Return every entry exactly as written.

**Rows**.
|---|

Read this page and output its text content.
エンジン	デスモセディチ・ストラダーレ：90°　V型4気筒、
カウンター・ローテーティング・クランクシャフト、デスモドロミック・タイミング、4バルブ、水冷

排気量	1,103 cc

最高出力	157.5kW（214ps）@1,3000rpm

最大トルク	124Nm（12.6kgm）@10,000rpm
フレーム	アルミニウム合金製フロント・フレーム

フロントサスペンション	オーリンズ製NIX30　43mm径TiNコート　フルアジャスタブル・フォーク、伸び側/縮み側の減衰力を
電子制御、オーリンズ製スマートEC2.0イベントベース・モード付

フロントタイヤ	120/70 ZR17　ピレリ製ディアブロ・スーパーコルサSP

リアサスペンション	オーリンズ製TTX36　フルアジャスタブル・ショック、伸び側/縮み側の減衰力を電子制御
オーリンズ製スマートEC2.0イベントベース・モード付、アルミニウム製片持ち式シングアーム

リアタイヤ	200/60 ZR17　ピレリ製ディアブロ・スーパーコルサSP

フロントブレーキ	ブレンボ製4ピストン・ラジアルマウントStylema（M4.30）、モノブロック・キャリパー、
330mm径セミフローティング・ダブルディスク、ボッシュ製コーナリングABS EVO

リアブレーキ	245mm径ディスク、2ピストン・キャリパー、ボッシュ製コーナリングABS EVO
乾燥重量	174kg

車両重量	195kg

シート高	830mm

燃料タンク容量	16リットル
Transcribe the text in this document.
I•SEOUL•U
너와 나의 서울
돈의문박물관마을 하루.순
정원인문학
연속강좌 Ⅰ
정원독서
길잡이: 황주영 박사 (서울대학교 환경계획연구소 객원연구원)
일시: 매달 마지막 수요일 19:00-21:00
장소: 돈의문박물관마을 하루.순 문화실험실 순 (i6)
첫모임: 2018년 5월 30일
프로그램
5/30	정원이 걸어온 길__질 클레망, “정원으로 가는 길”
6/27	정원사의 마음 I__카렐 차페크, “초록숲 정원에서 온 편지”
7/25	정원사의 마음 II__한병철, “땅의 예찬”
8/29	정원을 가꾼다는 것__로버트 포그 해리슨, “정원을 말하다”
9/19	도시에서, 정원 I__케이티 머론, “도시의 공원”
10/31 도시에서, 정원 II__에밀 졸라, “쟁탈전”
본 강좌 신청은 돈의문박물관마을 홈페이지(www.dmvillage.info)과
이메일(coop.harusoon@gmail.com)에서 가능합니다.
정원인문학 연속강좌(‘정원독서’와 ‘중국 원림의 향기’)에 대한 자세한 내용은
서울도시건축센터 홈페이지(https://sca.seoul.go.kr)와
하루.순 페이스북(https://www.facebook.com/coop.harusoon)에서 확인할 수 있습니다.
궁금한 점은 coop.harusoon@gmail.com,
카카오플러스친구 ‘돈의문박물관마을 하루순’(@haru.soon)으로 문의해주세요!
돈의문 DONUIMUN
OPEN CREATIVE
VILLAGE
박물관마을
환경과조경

|---|

**Answer to this exercise**.
Read this page and output its text content.
エンジン	デスモセディチ・ストラダーレ：90°　V型4気筒、
カウンター・ローテーティング・クランクシャフト、デスモドロミック・タイミング、4バルブ、水冷

排気量	1,103 cc

最高出力	157.5kW（214ps）@1,3000rpm

最大トルク	124Nm（12.6kgm）@10,000rpm
フレーム	アルミニウム合金製フロント・フレーム

フロントサスペンション	オーリンズ製NIX30　43mm径TiNコート　フルアジャスタブル・フォーク、伸び側/縮み側の減衰力を
電子制御、オーリンズ製スマートEC2.0イベントベース・モード付

フロントタイヤ	120/70 ZR17　ピレリ製ディアブロ・スーパーコルサSP

リアサスペンション	オーリンズ製TTX36　フルアジャスタブル・ショック、伸び側/縮み側の減衰力を電子制御
オーリンズ製スマートEC2.0イベントベース・モード付、アルミニウム製片持ち式シングアーム

リアタイヤ	200/60 ZR17　ピレリ製ディアブロ・スーパーコルサSP

フロントブレーキ	ブレンボ製4ピストン・ラジアルマウントStylema（M4.30）、モノブロック・キャリパー、
330mm径セミフローティング・ダブルディスク、ボッシュ製コーナリングABS EVO

リアブレーキ	245mm径ディスク、2ピストン・キャリパー、ボッシュ製コーナリングABS EVO
乾燥重量	174kg

車両重量	195kg

シート高	830mm

燃料タンク容量	16リットル
Transcribe the text in this document.
I•SEOUL•U
너와 나의 서울
돈의문박물관마을 하루.순
정원인문학
연속강좌 Ⅰ
정원독서
길잡이: 황주영 박사 (서울대학교 환경계획연구소 객원연구원)
일시: 매달 마지막 수요일 19:00-21:00
장소: 돈의문박물관마을 하루.순 문화실험실 순 (i6)
첫모임: 2018년 5월 30일
프로그램
5/30	정원이 걸어온 길__질 클레망, “정원으로 가는 길”
6/27	정원사의 마음 I__카렐 차페크, “초록숲 정원에서 온 편지”
7/25	정원사의 마음 II__한병철, “땅의 예찬”
8/29	정원을 가꾼다는 것__로버트 포그 해리슨, “정원을 말하다”
9/19	도시에서, 정원 I__케이티 머론, “도시의 공원”
10/31 도시에서, 정원 II__에밀 졸라, “쟁탈전”
본 강좌 신청은 돈의문박물관마을 홈페이지(www.dmvillage.info)과
이메일(coop.harusoon@gmail.com)에서 가능합니다.
정원인문학 연속강좌(‘정원독서’와 ‘중국 원림의 향기’)에 대한 자세한 내용은
서울도시건축센터 홈페이지(https://sca.seoul.go.kr)와
하루.순 페이스북(https://www.facebook.com/coop.harusoon)에서 확인할 수 있습니다.
궁금한 점은 coop.harusoon@gmail.com,
카카오플러스친구 ‘돈의문박물관마을 하루순’(@haru.soon)으로 문의해주세요!
돈의문 DONUIMUN
OPEN CREATIVE
VILLAGE
박물관마을
환경과조경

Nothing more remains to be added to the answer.